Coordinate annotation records
---*---

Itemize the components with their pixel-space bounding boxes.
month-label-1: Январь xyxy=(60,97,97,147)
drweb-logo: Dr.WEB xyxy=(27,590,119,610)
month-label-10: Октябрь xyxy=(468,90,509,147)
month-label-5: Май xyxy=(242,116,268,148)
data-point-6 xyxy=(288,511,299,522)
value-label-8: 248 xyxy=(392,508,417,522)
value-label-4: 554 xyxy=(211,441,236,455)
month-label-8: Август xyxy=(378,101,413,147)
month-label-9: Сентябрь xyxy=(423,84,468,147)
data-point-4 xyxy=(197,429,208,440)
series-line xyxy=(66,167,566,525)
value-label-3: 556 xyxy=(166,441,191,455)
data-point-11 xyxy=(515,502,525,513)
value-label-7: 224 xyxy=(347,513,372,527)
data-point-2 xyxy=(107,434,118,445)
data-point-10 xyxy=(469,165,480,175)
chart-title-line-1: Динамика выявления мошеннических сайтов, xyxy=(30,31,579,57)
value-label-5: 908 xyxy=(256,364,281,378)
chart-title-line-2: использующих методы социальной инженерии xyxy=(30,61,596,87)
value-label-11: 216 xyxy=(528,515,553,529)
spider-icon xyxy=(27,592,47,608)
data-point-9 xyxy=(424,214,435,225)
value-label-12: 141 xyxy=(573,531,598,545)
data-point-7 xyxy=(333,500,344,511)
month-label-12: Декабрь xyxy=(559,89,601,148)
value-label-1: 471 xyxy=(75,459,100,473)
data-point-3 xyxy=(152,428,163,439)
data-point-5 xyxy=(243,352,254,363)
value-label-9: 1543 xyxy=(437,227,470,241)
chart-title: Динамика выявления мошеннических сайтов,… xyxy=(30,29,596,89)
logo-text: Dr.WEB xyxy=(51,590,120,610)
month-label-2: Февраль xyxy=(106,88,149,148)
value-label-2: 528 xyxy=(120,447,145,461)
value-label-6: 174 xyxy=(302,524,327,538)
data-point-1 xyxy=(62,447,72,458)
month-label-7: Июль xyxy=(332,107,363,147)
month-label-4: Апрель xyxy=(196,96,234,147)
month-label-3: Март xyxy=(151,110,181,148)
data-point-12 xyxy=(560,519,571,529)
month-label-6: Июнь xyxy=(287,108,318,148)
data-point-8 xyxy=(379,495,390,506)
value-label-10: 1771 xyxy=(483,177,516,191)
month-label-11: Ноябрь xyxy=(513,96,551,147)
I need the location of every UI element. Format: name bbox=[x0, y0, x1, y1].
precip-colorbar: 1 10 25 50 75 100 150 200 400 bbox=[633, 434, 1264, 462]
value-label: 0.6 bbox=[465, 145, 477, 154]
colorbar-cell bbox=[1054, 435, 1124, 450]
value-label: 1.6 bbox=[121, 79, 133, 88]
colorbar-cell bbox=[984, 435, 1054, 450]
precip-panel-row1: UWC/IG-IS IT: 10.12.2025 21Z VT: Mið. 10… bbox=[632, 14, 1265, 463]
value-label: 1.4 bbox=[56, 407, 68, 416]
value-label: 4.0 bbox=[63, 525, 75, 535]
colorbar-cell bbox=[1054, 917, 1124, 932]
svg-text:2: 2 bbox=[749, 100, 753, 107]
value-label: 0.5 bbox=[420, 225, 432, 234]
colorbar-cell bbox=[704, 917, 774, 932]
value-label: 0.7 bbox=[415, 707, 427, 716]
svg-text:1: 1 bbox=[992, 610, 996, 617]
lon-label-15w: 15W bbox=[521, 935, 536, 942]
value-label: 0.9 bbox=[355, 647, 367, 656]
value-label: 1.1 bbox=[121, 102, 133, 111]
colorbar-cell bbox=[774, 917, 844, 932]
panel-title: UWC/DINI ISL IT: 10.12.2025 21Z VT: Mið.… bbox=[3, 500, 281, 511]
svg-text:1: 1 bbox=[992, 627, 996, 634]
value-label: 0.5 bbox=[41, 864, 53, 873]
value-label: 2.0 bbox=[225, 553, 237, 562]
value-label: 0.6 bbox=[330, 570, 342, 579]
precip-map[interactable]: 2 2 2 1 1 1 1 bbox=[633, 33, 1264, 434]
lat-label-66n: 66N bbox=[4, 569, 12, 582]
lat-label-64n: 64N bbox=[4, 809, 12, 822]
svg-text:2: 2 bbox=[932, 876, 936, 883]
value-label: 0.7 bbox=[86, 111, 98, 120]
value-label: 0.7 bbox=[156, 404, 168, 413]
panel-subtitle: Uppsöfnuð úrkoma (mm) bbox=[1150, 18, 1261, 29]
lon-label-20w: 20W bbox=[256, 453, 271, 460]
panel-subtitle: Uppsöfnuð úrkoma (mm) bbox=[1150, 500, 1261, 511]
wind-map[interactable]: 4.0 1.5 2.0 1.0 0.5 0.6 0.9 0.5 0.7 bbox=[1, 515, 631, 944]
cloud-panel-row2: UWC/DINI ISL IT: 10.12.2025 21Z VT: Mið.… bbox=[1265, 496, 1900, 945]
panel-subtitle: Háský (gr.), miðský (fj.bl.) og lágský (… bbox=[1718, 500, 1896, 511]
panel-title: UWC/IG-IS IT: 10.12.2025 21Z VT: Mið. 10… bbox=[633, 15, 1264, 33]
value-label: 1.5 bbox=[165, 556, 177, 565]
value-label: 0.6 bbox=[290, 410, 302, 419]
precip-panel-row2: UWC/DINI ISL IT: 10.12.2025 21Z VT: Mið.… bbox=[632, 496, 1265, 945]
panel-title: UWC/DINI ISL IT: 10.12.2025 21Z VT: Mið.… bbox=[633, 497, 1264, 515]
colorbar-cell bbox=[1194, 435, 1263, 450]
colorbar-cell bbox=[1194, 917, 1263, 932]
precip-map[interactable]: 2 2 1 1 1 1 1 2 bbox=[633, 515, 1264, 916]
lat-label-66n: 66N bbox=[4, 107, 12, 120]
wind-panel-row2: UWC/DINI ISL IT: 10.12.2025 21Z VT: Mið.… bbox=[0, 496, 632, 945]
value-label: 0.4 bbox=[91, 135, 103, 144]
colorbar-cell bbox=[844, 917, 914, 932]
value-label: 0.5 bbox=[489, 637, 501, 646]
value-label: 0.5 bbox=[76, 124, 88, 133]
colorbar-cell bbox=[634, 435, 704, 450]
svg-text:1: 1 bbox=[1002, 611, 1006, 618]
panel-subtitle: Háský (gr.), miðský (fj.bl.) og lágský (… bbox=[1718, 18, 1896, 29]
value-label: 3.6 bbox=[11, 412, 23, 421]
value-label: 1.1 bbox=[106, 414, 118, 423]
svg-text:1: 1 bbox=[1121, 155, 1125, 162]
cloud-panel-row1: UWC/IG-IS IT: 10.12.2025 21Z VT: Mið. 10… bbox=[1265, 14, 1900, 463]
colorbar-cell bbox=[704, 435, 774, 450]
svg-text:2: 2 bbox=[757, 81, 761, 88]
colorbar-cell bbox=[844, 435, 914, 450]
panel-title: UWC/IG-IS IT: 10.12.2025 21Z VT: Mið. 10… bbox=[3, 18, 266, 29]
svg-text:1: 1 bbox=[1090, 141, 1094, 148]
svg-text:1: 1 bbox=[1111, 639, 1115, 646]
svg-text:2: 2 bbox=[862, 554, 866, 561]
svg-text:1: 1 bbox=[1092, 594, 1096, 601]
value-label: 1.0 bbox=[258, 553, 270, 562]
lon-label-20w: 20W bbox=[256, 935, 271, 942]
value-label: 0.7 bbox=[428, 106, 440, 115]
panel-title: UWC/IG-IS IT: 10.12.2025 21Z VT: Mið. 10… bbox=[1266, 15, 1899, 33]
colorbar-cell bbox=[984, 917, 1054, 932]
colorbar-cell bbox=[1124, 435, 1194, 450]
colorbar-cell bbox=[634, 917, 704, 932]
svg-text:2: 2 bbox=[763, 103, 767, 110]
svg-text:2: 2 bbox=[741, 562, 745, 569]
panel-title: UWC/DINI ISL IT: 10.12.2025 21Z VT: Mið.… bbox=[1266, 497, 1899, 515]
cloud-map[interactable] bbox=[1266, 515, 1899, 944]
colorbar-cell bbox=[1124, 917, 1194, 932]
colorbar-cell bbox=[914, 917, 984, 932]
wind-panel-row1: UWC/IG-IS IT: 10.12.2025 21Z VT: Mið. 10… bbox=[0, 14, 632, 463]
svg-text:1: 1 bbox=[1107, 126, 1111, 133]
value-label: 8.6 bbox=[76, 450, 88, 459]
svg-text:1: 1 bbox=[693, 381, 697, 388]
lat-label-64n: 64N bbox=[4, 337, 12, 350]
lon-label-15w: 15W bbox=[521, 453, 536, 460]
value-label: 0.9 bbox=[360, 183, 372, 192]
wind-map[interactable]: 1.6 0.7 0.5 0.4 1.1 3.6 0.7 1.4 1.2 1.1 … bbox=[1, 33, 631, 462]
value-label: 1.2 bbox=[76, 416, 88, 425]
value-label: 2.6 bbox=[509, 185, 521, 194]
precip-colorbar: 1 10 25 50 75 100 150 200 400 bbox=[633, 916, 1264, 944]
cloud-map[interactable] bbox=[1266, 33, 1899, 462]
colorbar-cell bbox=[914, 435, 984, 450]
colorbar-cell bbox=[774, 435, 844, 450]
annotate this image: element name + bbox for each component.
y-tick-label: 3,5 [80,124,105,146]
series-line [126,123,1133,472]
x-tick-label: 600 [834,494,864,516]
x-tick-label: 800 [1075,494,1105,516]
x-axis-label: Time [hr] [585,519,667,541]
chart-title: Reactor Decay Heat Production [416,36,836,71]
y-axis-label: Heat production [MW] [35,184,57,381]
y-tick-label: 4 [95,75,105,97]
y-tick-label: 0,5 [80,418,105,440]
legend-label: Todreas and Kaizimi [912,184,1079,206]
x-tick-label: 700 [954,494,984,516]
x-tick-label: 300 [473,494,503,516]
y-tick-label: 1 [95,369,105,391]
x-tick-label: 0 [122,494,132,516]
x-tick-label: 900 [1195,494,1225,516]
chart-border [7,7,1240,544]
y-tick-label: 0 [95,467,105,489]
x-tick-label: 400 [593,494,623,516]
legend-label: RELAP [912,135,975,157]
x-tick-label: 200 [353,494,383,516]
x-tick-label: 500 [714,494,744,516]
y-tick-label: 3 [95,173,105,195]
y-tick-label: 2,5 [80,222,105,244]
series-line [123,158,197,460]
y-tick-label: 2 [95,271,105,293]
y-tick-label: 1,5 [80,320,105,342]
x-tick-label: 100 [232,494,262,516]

---*---

Problem to work on – Quote the records from the start through the line containing "value-label-8: 248 xyxy=(392,508,417,522)", including both ends.

Written response –
Itemize the components with their pixel-space bounding boxes.
month-label-1: Январь xyxy=(60,97,97,147)
drweb-logo: Dr.WEB xyxy=(27,590,119,610)
month-label-10: Октябрь xyxy=(468,90,509,147)
month-label-5: Май xyxy=(242,116,268,148)
data-point-6 xyxy=(288,511,299,522)
value-label-8: 248 xyxy=(392,508,417,522)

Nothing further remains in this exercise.